▶ TASK DIRECTIONS
Repeat what the lines below say, word for word, and skip every image.

# START OF DATA PROVIDED

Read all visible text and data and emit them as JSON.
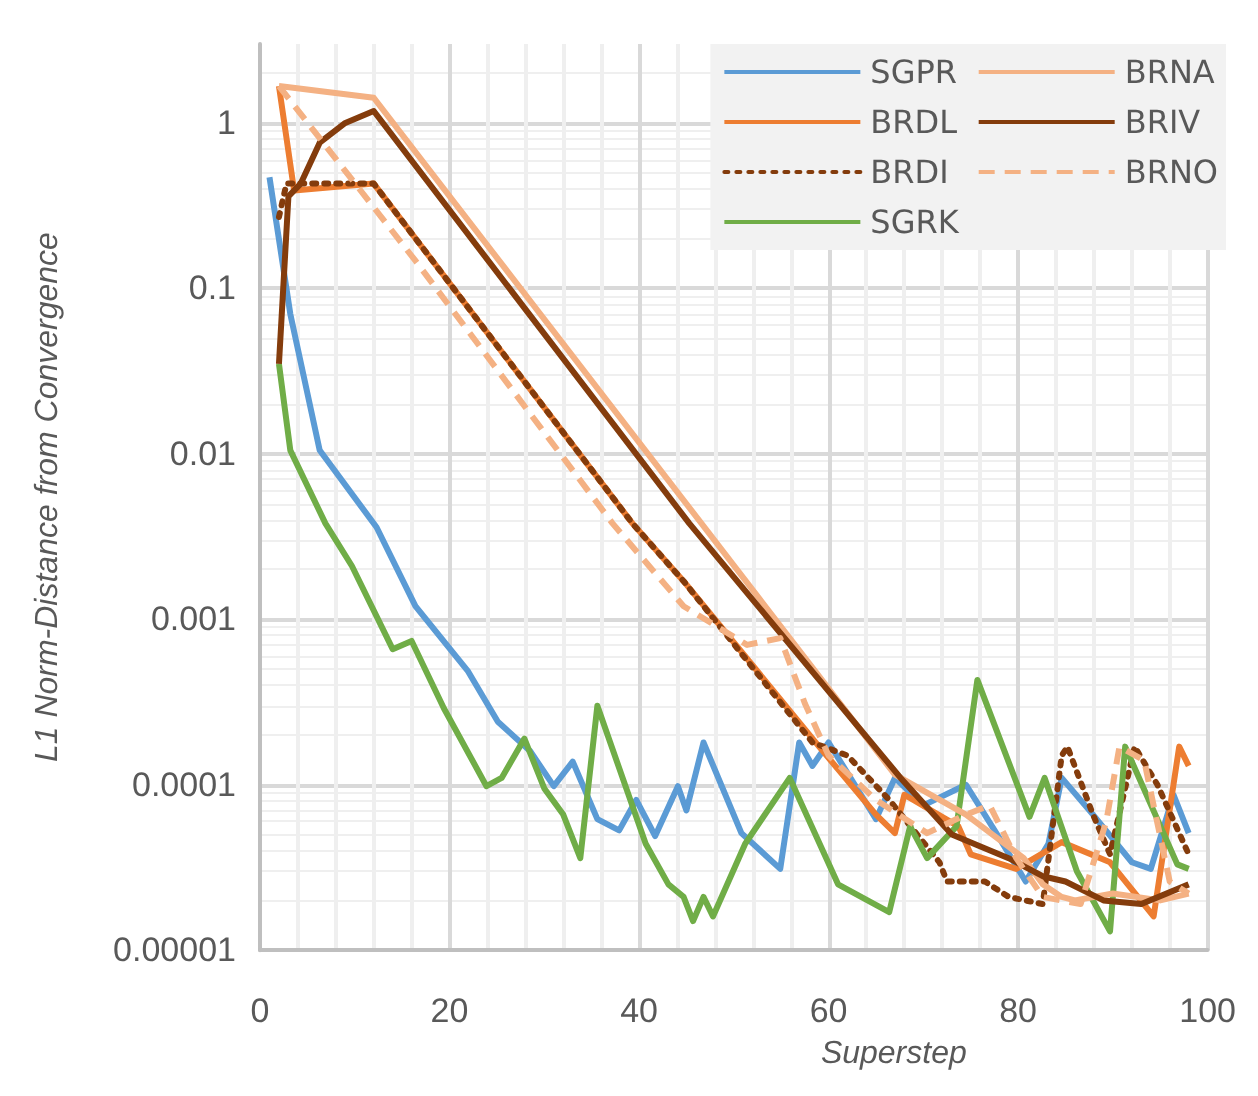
{
  "chart_data": {
    "type": "line",
    "xlabel": "Superstep",
    "ylabel": "L1 Norm-Distance from Convergence",
    "log": "y",
    "grid": true,
    "legend": "top right",
    "marker": "none",
    "xlim": [
      0,
      100
    ],
    "xticks": [
      0,
      20,
      40,
      60,
      80,
      100
    ],
    "ylim": [
      1e-05,
      3
    ],
    "yticks": [
      {
        "value": 1e-05,
        "label": "0.00001"
      },
      {
        "value": 0.0001,
        "label": "0.0001"
      },
      {
        "value": 0.001,
        "label": "0.001"
      },
      {
        "value": 0.01,
        "label": "0.01"
      },
      {
        "value": 0.1,
        "label": "0.1"
      },
      {
        "value": 1,
        "label": "1"
      }
    ],
    "series": [
      {
        "name": "SGPR",
        "color": "#5b9bd5",
        "line_style": "solid",
        "x": [
          1,
          3.2,
          6.3,
          12.3,
          16.4,
          21.9,
          25.1,
          28.5,
          31,
          33,
          35.6,
          37.9,
          39.7,
          41.7,
          44.1,
          45,
          46.8,
          50.8,
          54.9,
          56.9,
          58.3,
          60,
          65,
          67,
          70,
          74.5,
          77.7,
          80.8,
          83.2,
          84.6,
          87.9,
          92,
          94,
          96.4,
          98
        ],
        "values": [
          0.47,
          0.07,
          0.0105,
          0.0036,
          0.0012,
          0.00049,
          0.00024,
          0.00016,
          9.8e-05,
          0.000138,
          6.2e-05,
          5.3e-05,
          8.1e-05,
          4.9e-05,
          9.8e-05,
          7e-05,
          0.00018,
          5.1e-05,
          3.1e-05,
          0.00018,
          0.00013,
          0.00018,
          6.2e-05,
          0.00011,
          7.5e-05,
          0.0001,
          5.1e-05,
          2.6e-05,
          4.4e-05,
          0.00011,
          6.6e-05,
          3.4e-05,
          3.1e-05,
          8.7e-05,
          5.1e-05
        ]
      },
      {
        "name": "BRDL",
        "color": "#ed7d31",
        "line_style": "solid",
        "x": [
          2,
          3.6,
          12,
          39.3,
          44.7,
          59,
          65,
          67,
          68,
          73.7,
          75,
          79.8,
          84.6,
          89.7,
          94.3,
          97,
          98
        ],
        "values": [
          1.67,
          0.39,
          0.43,
          0.0038,
          0.0017,
          0.00017,
          6.6e-05,
          5.1e-05,
          8.7e-05,
          5.6e-05,
          3.8e-05,
          3.1e-05,
          4.5e-05,
          3.4e-05,
          1.6e-05,
          0.00017,
          0.00013
        ]
      },
      {
        "name": "BRDI",
        "color": "#843c0c",
        "line_style": "dotted",
        "x": [
          2,
          2.8,
          12,
          39.3,
          44.7,
          58.3,
          62,
          66.4,
          71.7,
          72.5,
          76.5,
          79,
          82.6,
          84.6,
          85.2,
          87.9,
          89.7,
          92.3,
          94.7,
          98
        ],
        "values": [
          0.27,
          0.43,
          0.43,
          0.0038,
          0.0017,
          0.00018,
          0.00015,
          8.1e-05,
          3.4e-05,
          2.6e-05,
          2.6e-05,
          2.1e-05,
          1.9e-05,
          0.00015,
          0.00017,
          6.6e-05,
          3.8e-05,
          0.00017,
          0.0001,
          3.8e-05
        ]
      },
      {
        "name": "SGRK",
        "color": "#70ad47",
        "line_style": "solid",
        "x": [
          2,
          3.2,
          6.9,
          9.7,
          14,
          16,
          19.4,
          23.9,
          25.5,
          27.9,
          30,
          32,
          33.8,
          35.6,
          40.7,
          43.1,
          44.7,
          45.7,
          46.8,
          47.8,
          51.2,
          55.9,
          61,
          66.4,
          68.6,
          70.4,
          73.5,
          75.7,
          81.2,
          82.8,
          86.2,
          89.7,
          91.3,
          96.8,
          98
        ],
        "values": [
          0.035,
          0.0105,
          0.0038,
          0.0021,
          0.00066,
          0.00074,
          0.00029,
          9.8e-05,
          0.00011,
          0.00019,
          9.5e-05,
          6.6e-05,
          3.6e-05,
          0.0003,
          4.4e-05,
          2.5e-05,
          2.1e-05,
          1.5e-05,
          2.1e-05,
          1.6e-05,
          4.4e-05,
          0.00011,
          2.5e-05,
          1.7e-05,
          5.6e-05,
          3.6e-05,
          5.6e-05,
          0.00043,
          6.4e-05,
          0.00011,
          3e-05,
          1.3e-05,
          0.00017,
          3.3e-05,
          3.1e-05
        ]
      },
      {
        "name": "BRNA",
        "color": "#f4b183",
        "line_style": "solid",
        "x": [
          2,
          12,
          67,
          74.5,
          80.6,
          82.6,
          84.6,
          86,
          90,
          95,
          98
        ],
        "values": [
          1.67,
          1.42,
          0.000115,
          6.6e-05,
          3.6e-05,
          2.5e-05,
          2.1e-05,
          2e-05,
          2.2e-05,
          2e-05,
          2.2e-05
        ]
      },
      {
        "name": "BRIV",
        "color": "#843c0c",
        "line_style": "solid",
        "x": [
          2,
          3,
          4.3,
          6.3,
          9,
          12,
          45.3,
          67.6,
          73,
          79,
          82.6,
          85,
          89,
          93,
          98
        ],
        "values": [
          0.035,
          0.36,
          0.43,
          0.76,
          1.0,
          1.18,
          0.0038,
          0.00011,
          5e-05,
          3.6e-05,
          2.8e-05,
          2.6e-05,
          2e-05,
          1.9e-05,
          2.5e-05
        ]
      },
      {
        "name": "BRNO",
        "color": "#f4b183",
        "line_style": "dashed",
        "x": [
          2,
          16.4,
          37.2,
          44.7,
          51.4,
          54.9,
          57.5,
          60,
          65,
          70.4,
          74.5,
          77,
          79.8,
          82.6,
          86.6,
          89.3,
          90.7,
          93.3,
          96,
          98
        ],
        "values": [
          1.67,
          0.147,
          0.0038,
          0.0012,
          0.0007,
          0.00077,
          0.00031,
          0.00015,
          8.1e-05,
          5.1e-05,
          6.6e-05,
          7.5e-05,
          3.6e-05,
          2.1e-05,
          1.9e-05,
          6e-05,
          0.00017,
          0.00014,
          2.6e-05,
          2.2e-05
        ]
      }
    ]
  }
}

# END OF DATA PROVIDED

▶ WRITTEN ANSWER
Read all visible text and data and emit them as JSON.
{
  "chart_data": {
    "type": "line",
    "xlabel": "Superstep",
    "ylabel": "L1 Norm-Distance from Convergence",
    "log": "y",
    "grid": true,
    "legend": "top right",
    "marker": "none",
    "xlim": [
      0,
      100
    ],
    "xticks": [
      0,
      20,
      40,
      60,
      80,
      100
    ],
    "ylim": [
      1e-05,
      3
    ],
    "yticks": [
      {
        "value": 1e-05,
        "label": "0.00001"
      },
      {
        "value": 0.0001,
        "label": "0.0001"
      },
      {
        "value": 0.001,
        "label": "0.001"
      },
      {
        "value": 0.01,
        "label": "0.01"
      },
      {
        "value": 0.1,
        "label": "0.1"
      },
      {
        "value": 1,
        "label": "1"
      }
    ],
    "series": [
      {
        "name": "SGPR",
        "color": "#5b9bd5",
        "line_style": "solid",
        "x": [
          1,
          3.2,
          6.3,
          12.3,
          16.4,
          21.9,
          25.1,
          28.5,
          31,
          33,
          35.6,
          37.9,
          39.7,
          41.7,
          44.1,
          45,
          46.8,
          50.8,
          54.9,
          56.9,
          58.3,
          60,
          65,
          67,
          70,
          74.5,
          77.7,
          80.8,
          83.2,
          84.6,
          87.9,
          92,
          94,
          96.4,
          98
        ],
        "values": [
          0.47,
          0.07,
          0.0105,
          0.0036,
          0.0012,
          0.00049,
          0.00024,
          0.00016,
          9.8e-05,
          0.000138,
          6.2e-05,
          5.3e-05,
          8.1e-05,
          4.9e-05,
          9.8e-05,
          7e-05,
          0.00018,
          5.1e-05,
          3.1e-05,
          0.00018,
          0.00013,
          0.00018,
          6.2e-05,
          0.00011,
          7.5e-05,
          0.0001,
          5.1e-05,
          2.6e-05,
          4.4e-05,
          0.00011,
          6.6e-05,
          3.4e-05,
          3.1e-05,
          8.7e-05,
          5.1e-05
        ]
      },
      {
        "name": "BRDL",
        "color": "#ed7d31",
        "line_style": "solid",
        "x": [
          2,
          3.6,
          12,
          39.3,
          44.7,
          59,
          65,
          67,
          68,
          73.7,
          75,
          79.8,
          84.6,
          89.7,
          94.3,
          97,
          98
        ],
        "values": [
          1.67,
          0.39,
          0.43,
          0.0038,
          0.0017,
          0.00017,
          6.6e-05,
          5.1e-05,
          8.7e-05,
          5.6e-05,
          3.8e-05,
          3.1e-05,
          4.5e-05,
          3.4e-05,
          1.6e-05,
          0.00017,
          0.00013
        ]
      },
      {
        "name": "BRDI",
        "color": "#843c0c",
        "line_style": "dotted",
        "x": [
          2,
          2.8,
          12,
          39.3,
          44.7,
          58.3,
          62,
          66.4,
          71.7,
          72.5,
          76.5,
          79,
          82.6,
          84.6,
          85.2,
          87.9,
          89.7,
          92.3,
          94.7,
          98
        ],
        "values": [
          0.27,
          0.43,
          0.43,
          0.0038,
          0.0017,
          0.00018,
          0.00015,
          8.1e-05,
          3.4e-05,
          2.6e-05,
          2.6e-05,
          2.1e-05,
          1.9e-05,
          0.00015,
          0.00017,
          6.6e-05,
          3.8e-05,
          0.00017,
          0.0001,
          3.8e-05
        ]
      },
      {
        "name": "SGRK",
        "color": "#70ad47",
        "line_style": "solid",
        "x": [
          2,
          3.2,
          6.9,
          9.7,
          14,
          16,
          19.4,
          23.9,
          25.5,
          27.9,
          30,
          32,
          33.8,
          35.6,
          40.7,
          43.1,
          44.7,
          45.7,
          46.8,
          47.8,
          51.2,
          55.9,
          61,
          66.4,
          68.6,
          70.4,
          73.5,
          75.7,
          81.2,
          82.8,
          86.2,
          89.7,
          91.3,
          96.8,
          98
        ],
        "values": [
          0.035,
          0.0105,
          0.0038,
          0.0021,
          0.00066,
          0.00074,
          0.00029,
          9.8e-05,
          0.00011,
          0.00019,
          9.5e-05,
          6.6e-05,
          3.6e-05,
          0.0003,
          4.4e-05,
          2.5e-05,
          2.1e-05,
          1.5e-05,
          2.1e-05,
          1.6e-05,
          4.4e-05,
          0.00011,
          2.5e-05,
          1.7e-05,
          5.6e-05,
          3.6e-05,
          5.6e-05,
          0.00043,
          6.4e-05,
          0.00011,
          3e-05,
          1.3e-05,
          0.00017,
          3.3e-05,
          3.1e-05
        ]
      },
      {
        "name": "BRNA",
        "color": "#f4b183",
        "line_style": "solid",
        "x": [
          2,
          12,
          67,
          74.5,
          80.6,
          82.6,
          84.6,
          86,
          90,
          95,
          98
        ],
        "values": [
          1.67,
          1.42,
          0.000115,
          6.6e-05,
          3.6e-05,
          2.5e-05,
          2.1e-05,
          2e-05,
          2.2e-05,
          2e-05,
          2.2e-05
        ]
      },
      {
        "name": "BRIV",
        "color": "#843c0c",
        "line_style": "solid",
        "x": [
          2,
          3,
          4.3,
          6.3,
          9,
          12,
          45.3,
          67.6,
          73,
          79,
          82.6,
          85,
          89,
          93,
          98
        ],
        "values": [
          0.035,
          0.36,
          0.43,
          0.76,
          1.0,
          1.18,
          0.0038,
          0.00011,
          5e-05,
          3.6e-05,
          2.8e-05,
          2.6e-05,
          2e-05,
          1.9e-05,
          2.5e-05
        ]
      },
      {
        "name": "BRNO",
        "color": "#f4b183",
        "line_style": "dashed",
        "x": [
          2,
          16.4,
          37.2,
          44.7,
          51.4,
          54.9,
          57.5,
          60,
          65,
          70.4,
          74.5,
          77,
          79.8,
          82.6,
          86.6,
          89.3,
          90.7,
          93.3,
          96,
          98
        ],
        "values": [
          1.67,
          0.147,
          0.0038,
          0.0012,
          0.0007,
          0.00077,
          0.00031,
          0.00015,
          8.1e-05,
          5.1e-05,
          6.6e-05,
          7.5e-05,
          3.6e-05,
          2.1e-05,
          1.9e-05,
          6e-05,
          0.00017,
          0.00014,
          2.6e-05,
          2.2e-05
        ]
      }
    ]
  }
}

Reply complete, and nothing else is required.